** START EXCERPTED DATA **
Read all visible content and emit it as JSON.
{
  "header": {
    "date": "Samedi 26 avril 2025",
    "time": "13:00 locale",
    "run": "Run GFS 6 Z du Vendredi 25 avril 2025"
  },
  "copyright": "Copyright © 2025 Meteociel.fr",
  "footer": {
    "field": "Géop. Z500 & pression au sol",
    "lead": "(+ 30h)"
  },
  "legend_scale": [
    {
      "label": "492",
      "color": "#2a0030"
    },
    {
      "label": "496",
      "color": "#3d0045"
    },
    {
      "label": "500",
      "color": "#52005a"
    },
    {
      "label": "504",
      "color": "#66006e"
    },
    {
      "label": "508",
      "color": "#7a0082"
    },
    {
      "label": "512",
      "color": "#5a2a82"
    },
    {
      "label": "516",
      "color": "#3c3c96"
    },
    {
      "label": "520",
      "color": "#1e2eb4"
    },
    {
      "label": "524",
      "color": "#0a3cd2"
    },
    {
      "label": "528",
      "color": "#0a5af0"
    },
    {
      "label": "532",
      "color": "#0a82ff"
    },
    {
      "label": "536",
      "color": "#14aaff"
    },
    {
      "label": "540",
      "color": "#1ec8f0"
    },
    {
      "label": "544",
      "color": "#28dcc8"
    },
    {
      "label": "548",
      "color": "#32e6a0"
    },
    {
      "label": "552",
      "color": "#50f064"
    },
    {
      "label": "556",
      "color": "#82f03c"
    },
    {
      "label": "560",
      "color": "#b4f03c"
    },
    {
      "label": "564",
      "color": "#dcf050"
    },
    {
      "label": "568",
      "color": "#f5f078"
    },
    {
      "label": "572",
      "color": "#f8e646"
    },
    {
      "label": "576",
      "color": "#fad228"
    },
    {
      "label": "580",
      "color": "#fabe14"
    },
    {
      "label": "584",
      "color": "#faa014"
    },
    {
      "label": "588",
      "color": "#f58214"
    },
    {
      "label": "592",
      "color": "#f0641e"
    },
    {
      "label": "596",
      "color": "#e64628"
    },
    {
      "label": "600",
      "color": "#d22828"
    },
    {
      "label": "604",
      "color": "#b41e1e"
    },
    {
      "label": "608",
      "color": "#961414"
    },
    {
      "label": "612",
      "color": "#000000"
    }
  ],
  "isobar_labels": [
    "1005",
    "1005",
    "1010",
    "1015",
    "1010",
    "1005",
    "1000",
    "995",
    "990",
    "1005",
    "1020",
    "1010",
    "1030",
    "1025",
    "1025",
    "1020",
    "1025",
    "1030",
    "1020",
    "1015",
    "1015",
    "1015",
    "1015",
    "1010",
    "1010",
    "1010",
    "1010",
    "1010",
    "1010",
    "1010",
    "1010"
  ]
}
** END EXCERPTED DATA **
=== WORK REQUIRED ===
How many lines in the listing above contain "avril"? Answer with the number alone.

=== WRITTEN ANSWER ===
2